_Task directions_:
Of all the lines in the data below, how many contain "不动产经营租赁"? Report that number alone.

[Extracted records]

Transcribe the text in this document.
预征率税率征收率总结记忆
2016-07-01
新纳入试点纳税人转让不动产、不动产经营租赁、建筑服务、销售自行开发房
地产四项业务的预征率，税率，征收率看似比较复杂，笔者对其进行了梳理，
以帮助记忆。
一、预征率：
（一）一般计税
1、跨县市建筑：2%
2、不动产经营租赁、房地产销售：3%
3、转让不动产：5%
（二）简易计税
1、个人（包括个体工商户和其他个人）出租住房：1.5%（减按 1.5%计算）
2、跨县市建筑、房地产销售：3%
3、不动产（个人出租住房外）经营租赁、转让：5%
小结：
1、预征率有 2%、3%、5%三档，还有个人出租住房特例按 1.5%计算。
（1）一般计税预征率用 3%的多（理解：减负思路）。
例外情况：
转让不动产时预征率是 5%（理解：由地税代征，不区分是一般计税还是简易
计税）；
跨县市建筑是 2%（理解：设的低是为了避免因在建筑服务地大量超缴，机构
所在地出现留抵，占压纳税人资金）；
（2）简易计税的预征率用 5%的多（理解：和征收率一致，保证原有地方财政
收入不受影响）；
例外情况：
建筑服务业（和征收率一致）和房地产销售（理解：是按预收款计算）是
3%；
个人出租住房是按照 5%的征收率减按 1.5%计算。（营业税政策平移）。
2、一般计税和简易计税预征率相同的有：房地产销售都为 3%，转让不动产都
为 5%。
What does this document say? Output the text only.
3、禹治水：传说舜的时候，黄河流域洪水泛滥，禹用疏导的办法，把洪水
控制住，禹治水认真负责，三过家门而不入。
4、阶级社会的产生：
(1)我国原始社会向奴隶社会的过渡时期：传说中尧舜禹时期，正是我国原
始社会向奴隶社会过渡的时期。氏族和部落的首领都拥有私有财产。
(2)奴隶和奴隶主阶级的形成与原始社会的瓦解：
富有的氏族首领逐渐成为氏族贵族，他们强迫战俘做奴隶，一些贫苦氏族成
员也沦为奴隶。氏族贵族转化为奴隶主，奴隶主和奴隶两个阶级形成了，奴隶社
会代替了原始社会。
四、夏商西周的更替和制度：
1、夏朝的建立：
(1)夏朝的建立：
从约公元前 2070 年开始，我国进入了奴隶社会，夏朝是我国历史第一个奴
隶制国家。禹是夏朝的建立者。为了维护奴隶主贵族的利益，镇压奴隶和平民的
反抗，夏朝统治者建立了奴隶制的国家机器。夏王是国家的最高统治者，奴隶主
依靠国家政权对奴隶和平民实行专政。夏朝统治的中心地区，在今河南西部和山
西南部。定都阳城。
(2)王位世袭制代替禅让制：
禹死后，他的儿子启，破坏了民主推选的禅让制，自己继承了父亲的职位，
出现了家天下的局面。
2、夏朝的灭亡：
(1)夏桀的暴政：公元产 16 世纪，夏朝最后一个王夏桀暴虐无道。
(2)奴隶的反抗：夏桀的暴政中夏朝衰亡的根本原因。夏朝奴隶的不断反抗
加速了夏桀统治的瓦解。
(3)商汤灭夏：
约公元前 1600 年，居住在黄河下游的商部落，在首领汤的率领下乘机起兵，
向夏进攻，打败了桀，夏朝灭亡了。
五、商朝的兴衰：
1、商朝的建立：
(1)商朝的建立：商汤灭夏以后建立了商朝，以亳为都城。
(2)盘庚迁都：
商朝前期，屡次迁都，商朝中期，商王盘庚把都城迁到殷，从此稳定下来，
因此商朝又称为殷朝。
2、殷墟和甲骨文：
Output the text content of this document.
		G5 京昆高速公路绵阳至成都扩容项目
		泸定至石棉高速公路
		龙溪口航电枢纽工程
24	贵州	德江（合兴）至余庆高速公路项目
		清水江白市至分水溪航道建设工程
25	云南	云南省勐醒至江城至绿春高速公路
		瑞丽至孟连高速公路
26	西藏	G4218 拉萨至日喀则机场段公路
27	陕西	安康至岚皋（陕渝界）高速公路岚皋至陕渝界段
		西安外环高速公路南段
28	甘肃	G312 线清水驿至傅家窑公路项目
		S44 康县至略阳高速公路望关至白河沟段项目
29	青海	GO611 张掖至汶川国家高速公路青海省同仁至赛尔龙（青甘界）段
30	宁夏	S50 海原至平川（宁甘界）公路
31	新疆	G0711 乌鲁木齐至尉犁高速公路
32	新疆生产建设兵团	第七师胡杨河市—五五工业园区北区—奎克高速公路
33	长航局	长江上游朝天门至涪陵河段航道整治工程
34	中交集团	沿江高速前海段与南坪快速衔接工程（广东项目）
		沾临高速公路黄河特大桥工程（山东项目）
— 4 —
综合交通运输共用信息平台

_Task answer_:
2